* **Records contained in a dataset**:
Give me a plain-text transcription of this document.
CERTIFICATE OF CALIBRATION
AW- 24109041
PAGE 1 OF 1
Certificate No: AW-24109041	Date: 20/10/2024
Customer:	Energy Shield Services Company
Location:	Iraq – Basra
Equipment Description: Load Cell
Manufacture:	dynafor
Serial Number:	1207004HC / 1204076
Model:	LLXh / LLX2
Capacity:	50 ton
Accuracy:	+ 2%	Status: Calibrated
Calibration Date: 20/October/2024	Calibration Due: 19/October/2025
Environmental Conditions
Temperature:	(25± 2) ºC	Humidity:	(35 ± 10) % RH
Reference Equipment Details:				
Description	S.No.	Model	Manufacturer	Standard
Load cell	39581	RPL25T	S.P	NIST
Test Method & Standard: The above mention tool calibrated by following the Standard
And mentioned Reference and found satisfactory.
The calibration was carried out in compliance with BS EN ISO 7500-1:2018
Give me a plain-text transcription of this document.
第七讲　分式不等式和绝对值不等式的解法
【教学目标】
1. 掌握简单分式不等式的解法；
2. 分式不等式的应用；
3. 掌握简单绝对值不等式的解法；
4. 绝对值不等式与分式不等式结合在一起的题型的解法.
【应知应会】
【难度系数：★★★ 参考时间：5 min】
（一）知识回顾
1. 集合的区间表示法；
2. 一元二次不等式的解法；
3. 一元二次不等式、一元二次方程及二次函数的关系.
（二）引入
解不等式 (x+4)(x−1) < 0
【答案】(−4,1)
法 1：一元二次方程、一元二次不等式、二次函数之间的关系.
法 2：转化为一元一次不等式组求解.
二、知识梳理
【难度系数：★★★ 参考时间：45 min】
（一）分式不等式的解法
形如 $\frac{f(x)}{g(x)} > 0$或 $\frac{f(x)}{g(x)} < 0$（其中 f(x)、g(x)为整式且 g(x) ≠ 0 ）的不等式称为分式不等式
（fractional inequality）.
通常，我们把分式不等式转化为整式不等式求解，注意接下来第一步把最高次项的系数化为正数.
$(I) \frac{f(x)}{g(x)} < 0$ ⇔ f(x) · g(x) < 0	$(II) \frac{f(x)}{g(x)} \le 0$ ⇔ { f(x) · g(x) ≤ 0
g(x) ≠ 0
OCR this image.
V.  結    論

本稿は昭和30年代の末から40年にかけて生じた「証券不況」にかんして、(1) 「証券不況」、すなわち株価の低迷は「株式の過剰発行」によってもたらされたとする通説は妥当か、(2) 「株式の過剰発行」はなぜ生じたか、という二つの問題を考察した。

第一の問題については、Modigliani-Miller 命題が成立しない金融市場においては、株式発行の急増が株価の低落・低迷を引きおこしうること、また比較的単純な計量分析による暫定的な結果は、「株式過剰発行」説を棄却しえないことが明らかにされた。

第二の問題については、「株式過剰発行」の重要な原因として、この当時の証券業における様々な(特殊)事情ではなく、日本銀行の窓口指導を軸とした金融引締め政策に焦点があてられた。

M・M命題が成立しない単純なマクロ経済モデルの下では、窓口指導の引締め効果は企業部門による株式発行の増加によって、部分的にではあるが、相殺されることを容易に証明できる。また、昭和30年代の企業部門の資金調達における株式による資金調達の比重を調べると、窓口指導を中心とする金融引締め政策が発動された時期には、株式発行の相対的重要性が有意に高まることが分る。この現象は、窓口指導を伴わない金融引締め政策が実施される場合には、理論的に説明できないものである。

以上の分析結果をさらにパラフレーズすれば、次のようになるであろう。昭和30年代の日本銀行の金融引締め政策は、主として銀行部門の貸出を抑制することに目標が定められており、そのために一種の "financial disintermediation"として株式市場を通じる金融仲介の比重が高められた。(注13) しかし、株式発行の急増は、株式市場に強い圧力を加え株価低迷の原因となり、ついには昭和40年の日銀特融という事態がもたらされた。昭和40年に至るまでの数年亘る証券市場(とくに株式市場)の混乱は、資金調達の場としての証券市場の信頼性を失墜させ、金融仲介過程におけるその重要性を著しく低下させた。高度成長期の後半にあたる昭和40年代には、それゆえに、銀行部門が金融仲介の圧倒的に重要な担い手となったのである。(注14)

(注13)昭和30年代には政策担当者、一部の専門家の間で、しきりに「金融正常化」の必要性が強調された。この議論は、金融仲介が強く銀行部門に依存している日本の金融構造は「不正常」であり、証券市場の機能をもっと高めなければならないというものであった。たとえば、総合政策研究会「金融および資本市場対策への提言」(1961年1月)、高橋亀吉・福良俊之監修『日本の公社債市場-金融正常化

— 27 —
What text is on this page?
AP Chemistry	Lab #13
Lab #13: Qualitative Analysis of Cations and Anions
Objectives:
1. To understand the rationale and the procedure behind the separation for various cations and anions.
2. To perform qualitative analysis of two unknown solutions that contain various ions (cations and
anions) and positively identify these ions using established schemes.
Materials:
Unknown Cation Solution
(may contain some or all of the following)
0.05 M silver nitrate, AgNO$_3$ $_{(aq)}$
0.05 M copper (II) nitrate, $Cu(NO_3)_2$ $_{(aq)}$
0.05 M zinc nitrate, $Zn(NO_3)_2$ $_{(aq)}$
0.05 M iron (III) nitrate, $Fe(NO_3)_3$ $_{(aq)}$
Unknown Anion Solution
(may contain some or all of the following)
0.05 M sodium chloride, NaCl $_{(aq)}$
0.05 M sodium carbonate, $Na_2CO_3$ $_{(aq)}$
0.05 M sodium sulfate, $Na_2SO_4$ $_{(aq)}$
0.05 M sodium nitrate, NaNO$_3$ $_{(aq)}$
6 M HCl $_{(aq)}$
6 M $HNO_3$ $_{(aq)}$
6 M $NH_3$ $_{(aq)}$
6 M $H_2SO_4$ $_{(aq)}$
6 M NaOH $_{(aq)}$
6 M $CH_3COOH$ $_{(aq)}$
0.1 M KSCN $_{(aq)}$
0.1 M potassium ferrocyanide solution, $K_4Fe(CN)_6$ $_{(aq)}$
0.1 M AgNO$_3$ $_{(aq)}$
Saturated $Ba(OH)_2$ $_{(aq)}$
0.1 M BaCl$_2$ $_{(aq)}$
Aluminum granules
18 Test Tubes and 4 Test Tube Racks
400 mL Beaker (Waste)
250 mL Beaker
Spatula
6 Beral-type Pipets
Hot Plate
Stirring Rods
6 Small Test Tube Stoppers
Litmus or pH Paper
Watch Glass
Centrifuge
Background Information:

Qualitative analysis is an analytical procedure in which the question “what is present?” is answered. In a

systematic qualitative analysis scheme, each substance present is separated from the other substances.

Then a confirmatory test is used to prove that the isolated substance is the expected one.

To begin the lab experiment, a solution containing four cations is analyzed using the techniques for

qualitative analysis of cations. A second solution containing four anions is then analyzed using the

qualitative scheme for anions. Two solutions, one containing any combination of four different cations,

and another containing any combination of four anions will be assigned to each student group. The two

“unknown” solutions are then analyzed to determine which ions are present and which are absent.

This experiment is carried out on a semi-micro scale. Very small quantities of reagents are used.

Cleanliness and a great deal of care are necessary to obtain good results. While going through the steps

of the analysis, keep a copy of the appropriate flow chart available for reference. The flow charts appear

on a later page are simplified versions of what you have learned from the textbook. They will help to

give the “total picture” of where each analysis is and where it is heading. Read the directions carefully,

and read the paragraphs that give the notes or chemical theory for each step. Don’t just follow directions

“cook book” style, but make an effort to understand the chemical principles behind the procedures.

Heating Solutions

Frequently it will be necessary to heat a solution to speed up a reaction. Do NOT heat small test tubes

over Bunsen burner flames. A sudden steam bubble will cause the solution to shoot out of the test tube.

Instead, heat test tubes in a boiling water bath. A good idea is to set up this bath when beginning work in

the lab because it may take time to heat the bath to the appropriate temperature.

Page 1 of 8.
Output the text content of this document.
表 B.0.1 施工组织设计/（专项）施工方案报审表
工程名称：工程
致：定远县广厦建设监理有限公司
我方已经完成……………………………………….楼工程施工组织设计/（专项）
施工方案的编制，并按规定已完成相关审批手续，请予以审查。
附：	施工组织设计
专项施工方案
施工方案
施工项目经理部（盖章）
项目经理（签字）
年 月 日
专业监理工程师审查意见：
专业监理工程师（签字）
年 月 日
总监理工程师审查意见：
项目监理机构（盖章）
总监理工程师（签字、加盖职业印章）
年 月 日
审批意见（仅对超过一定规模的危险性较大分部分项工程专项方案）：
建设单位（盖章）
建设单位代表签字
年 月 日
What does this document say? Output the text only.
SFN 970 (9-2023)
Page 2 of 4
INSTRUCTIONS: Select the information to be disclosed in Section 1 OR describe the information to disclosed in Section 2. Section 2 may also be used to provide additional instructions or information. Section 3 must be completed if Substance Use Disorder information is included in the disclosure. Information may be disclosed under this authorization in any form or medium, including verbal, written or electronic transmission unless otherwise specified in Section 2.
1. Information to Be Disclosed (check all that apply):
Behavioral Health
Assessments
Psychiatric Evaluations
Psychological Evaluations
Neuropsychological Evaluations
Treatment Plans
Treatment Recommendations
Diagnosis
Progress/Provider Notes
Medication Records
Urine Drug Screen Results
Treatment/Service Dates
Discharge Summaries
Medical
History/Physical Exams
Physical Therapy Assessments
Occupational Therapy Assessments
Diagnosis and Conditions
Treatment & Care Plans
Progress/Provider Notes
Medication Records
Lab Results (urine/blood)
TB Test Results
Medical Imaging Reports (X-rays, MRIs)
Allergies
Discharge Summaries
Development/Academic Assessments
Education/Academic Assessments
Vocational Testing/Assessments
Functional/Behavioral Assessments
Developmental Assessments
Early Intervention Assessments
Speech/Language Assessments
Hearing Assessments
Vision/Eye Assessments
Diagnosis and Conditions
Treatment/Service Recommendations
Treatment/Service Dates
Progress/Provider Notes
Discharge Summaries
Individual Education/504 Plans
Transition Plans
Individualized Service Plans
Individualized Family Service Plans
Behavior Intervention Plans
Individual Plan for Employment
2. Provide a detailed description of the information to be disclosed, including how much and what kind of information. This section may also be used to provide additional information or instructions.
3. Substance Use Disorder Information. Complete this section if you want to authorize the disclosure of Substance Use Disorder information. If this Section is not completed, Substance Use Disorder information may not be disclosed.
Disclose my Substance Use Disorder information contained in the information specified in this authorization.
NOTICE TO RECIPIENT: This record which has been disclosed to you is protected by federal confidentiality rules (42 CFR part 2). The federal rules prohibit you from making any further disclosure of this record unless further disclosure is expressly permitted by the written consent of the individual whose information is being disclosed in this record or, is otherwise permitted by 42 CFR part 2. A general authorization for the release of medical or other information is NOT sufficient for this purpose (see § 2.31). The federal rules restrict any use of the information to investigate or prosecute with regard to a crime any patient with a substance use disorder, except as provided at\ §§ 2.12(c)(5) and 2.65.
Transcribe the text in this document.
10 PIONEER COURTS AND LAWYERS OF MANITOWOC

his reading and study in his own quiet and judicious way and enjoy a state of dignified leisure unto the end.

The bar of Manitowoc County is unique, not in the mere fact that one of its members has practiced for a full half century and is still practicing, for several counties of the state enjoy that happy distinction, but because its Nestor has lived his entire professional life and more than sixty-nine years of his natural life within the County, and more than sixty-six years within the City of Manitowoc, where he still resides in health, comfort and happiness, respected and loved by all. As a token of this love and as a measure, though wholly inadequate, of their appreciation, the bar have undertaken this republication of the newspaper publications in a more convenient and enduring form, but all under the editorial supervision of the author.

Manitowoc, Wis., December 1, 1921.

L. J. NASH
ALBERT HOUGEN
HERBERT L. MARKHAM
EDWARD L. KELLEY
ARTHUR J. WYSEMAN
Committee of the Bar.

* **Task details**: Copy out all lines from the material above that contain the string "Education".

* **Complete response**:
Education/Academic Assessments
Individual Education/504 Plans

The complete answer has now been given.